What lines of the data include the string "this"? Copy them all.

>> start Input

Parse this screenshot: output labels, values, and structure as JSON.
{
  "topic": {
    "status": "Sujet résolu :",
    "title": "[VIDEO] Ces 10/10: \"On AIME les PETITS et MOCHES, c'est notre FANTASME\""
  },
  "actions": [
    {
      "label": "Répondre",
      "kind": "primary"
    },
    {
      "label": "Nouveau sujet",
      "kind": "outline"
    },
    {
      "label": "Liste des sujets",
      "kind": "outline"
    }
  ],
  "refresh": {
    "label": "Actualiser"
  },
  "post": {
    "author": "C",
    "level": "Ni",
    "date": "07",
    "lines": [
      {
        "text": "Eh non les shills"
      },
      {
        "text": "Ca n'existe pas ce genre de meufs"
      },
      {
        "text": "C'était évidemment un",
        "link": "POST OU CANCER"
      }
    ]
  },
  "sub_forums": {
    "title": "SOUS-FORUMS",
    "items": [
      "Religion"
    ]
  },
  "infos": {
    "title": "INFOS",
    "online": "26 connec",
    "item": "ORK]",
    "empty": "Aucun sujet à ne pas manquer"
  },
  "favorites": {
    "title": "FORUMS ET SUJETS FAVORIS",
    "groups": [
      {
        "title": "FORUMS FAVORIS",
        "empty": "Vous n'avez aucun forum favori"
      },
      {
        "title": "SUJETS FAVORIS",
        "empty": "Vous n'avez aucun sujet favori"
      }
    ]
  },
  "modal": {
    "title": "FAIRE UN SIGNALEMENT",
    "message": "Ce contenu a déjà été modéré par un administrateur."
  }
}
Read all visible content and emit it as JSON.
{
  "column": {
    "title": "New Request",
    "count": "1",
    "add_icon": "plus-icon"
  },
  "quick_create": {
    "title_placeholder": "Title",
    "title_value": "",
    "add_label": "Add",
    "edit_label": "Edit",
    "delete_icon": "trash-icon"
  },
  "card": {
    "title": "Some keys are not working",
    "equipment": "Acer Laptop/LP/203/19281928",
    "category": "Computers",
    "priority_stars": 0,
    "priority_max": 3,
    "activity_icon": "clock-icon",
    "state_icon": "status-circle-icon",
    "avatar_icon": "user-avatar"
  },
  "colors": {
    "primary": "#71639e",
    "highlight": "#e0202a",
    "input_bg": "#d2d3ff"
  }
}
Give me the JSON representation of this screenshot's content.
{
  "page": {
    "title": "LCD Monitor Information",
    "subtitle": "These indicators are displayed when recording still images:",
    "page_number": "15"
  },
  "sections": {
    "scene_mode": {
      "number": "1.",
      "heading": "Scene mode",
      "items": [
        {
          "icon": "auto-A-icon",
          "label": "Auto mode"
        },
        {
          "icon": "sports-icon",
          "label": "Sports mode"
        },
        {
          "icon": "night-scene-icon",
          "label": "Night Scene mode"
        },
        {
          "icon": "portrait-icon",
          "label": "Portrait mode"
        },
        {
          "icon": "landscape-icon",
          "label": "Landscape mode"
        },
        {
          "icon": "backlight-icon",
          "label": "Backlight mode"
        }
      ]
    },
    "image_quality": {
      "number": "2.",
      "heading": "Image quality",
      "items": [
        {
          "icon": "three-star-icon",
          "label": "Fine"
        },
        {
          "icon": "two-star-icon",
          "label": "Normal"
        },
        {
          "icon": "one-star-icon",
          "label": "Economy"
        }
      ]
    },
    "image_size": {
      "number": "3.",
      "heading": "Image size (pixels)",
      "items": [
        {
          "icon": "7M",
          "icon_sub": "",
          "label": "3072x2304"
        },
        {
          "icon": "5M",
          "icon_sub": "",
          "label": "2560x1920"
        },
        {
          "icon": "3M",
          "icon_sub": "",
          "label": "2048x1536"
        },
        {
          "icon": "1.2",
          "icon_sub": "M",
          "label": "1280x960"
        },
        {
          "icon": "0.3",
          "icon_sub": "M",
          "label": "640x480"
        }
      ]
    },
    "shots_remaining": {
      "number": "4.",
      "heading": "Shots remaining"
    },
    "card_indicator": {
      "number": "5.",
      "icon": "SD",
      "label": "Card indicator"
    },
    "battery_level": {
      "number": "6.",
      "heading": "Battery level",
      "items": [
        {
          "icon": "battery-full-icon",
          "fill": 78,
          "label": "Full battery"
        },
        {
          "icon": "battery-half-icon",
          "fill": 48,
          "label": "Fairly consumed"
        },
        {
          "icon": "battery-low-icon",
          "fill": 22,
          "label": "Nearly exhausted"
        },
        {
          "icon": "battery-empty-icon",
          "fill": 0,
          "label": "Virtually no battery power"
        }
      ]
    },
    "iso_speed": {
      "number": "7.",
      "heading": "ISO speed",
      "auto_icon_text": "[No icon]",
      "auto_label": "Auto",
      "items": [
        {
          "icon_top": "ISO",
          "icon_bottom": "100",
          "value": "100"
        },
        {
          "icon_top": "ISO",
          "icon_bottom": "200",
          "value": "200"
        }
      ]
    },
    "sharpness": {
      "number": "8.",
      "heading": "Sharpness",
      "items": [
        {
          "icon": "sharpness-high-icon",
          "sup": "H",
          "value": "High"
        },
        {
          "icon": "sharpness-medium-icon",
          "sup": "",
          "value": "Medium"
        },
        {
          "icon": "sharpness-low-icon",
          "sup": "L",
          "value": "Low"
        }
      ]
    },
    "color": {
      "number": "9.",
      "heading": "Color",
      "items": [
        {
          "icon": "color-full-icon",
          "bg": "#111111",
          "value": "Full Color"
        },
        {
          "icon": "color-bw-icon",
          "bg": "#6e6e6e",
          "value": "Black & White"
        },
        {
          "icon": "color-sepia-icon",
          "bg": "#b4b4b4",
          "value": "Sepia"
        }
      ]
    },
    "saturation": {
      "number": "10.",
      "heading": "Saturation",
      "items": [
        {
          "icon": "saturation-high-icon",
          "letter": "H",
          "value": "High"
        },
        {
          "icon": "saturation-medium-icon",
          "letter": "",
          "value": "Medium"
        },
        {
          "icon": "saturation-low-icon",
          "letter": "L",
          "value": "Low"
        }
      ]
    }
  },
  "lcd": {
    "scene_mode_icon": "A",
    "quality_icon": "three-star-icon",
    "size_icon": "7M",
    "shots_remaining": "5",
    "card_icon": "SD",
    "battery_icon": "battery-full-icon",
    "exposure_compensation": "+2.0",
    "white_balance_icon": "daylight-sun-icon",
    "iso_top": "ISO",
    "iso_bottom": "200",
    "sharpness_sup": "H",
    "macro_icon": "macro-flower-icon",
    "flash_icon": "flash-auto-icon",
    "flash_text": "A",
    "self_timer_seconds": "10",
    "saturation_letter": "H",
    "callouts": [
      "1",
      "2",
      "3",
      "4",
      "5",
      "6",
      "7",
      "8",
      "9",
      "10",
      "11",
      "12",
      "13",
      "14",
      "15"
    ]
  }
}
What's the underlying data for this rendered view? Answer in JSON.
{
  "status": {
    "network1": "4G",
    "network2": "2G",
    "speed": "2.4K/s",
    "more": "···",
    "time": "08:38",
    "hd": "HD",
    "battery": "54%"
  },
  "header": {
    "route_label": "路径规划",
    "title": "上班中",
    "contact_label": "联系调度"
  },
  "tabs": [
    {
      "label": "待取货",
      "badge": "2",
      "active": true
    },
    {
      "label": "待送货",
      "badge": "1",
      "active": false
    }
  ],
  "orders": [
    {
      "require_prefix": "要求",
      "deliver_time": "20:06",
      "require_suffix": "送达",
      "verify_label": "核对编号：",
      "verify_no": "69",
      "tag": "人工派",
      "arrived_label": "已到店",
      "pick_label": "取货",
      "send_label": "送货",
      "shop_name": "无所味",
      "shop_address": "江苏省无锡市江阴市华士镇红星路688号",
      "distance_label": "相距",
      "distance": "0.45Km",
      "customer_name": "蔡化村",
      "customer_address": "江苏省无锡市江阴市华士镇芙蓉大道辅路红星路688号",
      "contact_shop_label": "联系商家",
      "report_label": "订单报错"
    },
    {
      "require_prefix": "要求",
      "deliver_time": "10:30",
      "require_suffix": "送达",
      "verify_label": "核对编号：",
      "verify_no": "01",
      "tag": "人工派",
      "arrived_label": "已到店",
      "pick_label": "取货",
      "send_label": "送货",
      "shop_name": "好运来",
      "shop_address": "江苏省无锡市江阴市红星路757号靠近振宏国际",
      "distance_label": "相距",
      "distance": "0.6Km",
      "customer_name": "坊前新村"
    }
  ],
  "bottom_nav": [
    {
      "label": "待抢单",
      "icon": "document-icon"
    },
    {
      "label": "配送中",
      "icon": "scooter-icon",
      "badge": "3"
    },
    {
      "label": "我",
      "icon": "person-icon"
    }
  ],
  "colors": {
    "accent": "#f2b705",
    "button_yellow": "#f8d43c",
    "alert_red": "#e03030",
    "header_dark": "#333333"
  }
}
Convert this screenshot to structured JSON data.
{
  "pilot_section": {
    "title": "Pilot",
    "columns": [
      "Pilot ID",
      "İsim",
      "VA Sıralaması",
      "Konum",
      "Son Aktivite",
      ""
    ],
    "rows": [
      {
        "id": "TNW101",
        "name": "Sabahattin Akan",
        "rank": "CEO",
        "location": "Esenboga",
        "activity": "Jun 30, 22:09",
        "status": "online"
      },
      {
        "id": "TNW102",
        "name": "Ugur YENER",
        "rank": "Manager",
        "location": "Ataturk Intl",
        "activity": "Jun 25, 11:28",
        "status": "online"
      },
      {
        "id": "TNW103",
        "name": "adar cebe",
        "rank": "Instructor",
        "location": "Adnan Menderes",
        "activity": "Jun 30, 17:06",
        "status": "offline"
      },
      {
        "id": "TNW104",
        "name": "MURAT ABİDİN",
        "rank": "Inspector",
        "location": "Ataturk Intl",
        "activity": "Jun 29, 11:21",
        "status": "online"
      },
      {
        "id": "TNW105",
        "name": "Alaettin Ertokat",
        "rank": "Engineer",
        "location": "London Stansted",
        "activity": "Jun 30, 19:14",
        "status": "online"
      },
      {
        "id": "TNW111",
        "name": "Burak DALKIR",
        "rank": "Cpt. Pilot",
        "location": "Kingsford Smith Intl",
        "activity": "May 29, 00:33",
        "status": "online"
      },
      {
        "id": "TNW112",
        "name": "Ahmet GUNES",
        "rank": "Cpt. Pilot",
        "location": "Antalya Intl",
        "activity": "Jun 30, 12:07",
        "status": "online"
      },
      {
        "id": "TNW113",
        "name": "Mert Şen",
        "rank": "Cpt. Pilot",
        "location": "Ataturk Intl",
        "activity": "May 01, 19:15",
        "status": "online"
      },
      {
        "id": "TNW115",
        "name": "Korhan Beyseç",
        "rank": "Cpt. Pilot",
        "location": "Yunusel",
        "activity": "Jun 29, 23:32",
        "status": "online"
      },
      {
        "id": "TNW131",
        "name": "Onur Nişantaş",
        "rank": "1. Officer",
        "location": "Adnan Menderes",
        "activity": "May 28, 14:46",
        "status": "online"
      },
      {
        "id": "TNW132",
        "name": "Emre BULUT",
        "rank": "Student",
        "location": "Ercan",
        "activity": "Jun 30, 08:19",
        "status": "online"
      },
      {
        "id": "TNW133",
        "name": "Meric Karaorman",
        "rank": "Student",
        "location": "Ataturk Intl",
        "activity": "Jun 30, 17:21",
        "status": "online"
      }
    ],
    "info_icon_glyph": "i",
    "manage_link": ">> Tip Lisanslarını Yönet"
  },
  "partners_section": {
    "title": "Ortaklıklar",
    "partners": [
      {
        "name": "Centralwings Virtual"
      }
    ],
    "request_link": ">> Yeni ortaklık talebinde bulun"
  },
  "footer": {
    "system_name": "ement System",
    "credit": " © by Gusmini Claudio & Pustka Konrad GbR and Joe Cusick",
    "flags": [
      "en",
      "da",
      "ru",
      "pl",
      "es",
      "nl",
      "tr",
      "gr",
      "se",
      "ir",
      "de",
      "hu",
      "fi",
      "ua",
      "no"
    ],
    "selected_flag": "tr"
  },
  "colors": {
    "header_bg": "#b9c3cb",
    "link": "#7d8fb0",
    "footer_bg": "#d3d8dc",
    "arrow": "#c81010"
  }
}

>> end Input

**Complete response:**
Parse this screenshot: output labels, values, and structure as JSON.
Give me the JSON representation of this screenshot's content.
What's the underlying data for this rendered view? Answer in JSON.
Convert this screenshot to structured JSON data.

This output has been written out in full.